Problem to solve:
Among the records that follow, count the lines with the string "mesmo"; report only that count.

Provided records:
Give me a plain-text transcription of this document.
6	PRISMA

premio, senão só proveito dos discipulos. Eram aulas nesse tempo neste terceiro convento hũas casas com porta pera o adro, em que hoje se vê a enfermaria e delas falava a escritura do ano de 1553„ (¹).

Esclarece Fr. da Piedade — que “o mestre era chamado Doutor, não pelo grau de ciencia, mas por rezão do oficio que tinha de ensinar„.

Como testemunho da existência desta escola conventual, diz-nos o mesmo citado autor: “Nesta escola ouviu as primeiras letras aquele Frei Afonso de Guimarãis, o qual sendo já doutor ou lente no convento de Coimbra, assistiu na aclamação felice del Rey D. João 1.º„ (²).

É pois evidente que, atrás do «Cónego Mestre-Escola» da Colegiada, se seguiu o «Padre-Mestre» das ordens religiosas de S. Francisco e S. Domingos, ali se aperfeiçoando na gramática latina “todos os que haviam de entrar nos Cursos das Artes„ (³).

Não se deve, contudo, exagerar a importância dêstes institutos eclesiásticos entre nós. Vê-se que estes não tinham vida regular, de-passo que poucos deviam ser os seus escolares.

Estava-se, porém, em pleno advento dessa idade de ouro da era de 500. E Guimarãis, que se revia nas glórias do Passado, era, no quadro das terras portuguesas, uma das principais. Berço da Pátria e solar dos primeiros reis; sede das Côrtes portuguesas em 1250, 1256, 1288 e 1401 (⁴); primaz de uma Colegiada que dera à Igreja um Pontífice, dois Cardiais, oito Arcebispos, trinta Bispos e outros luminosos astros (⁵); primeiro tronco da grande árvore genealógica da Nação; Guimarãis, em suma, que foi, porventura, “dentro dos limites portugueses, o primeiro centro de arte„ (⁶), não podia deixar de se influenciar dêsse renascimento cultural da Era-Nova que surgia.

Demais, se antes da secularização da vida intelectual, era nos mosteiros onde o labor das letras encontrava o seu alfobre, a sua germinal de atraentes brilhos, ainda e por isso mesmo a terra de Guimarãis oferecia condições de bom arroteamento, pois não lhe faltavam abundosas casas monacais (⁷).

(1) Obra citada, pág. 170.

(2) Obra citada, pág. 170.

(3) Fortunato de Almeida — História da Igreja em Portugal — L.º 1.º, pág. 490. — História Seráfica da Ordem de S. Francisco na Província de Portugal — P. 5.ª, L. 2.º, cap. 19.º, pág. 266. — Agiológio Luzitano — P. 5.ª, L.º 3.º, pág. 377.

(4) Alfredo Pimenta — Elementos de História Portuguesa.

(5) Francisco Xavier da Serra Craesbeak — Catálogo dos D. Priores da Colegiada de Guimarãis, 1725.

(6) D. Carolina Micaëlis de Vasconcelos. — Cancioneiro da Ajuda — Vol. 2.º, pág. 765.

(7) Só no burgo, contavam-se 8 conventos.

Solution to this problem:
2